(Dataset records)
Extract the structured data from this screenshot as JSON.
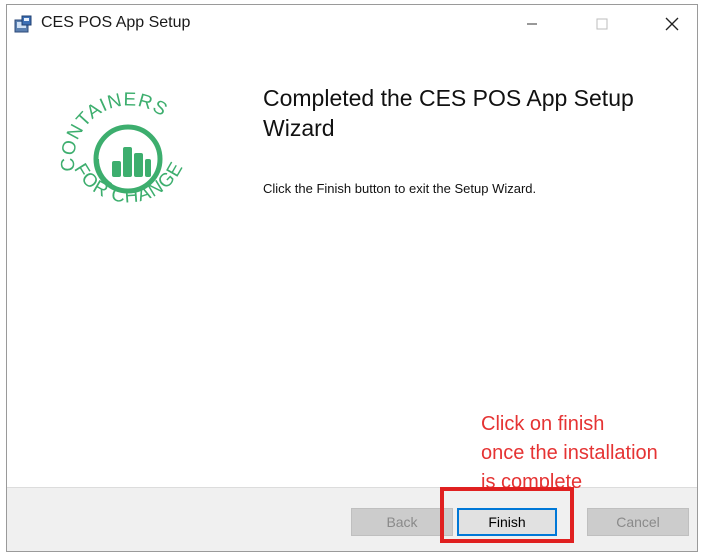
{
  "window": {
    "title": "CES POS App Setup",
    "controls": {
      "minimize_icon": "minimize-icon",
      "maximize_icon": "maximize-icon",
      "close_icon": "close-icon"
    }
  },
  "logo": {
    "text_top": "CONTAINERS",
    "text_bottom": "FOR CHANGE",
    "color": "#3dae6e"
  },
  "content": {
    "heading": "Completed the CES POS App Setup Wizard",
    "message": "Click the Finish button to exit the Setup Wizard."
  },
  "annotation": {
    "text": "Click on finish\nonce the installation\nis complete",
    "color": "#e53333"
  },
  "buttons": {
    "back": "Back",
    "finish": "Finish",
    "cancel": "Cancel"
  },
  "colors": {
    "accent": "#0078d7",
    "highlight": "#e02020"
  }
}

**YOUR TASK**
Write out all the entries word for word, but skip any images.

**TASK OUTPUT**
Extract the structured data from this screenshot as JSON.
{
  "window": {
    "title": "CES POS App Setup",
    "controls": {
      "minimize_icon": "minimize-icon",
      "maximize_icon": "maximize-icon",
      "close_icon": "close-icon"
    }
  },
  "logo": {
    "text_top": "CONTAINERS",
    "text_bottom": "FOR CHANGE",
    "color": "#3dae6e"
  },
  "content": {
    "heading": "Completed the CES POS App Setup Wizard",
    "message": "Click the Finish button to exit the Setup Wizard."
  },
  "annotation": {
    "text": "Click on finish\nonce the installation\nis complete",
    "color": "#e53333"
  },
  "buttons": {
    "back": "Back",
    "finish": "Finish",
    "cancel": "Cancel"
  },
  "colors": {
    "accent": "#0078d7",
    "highlight": "#e02020"
  }
}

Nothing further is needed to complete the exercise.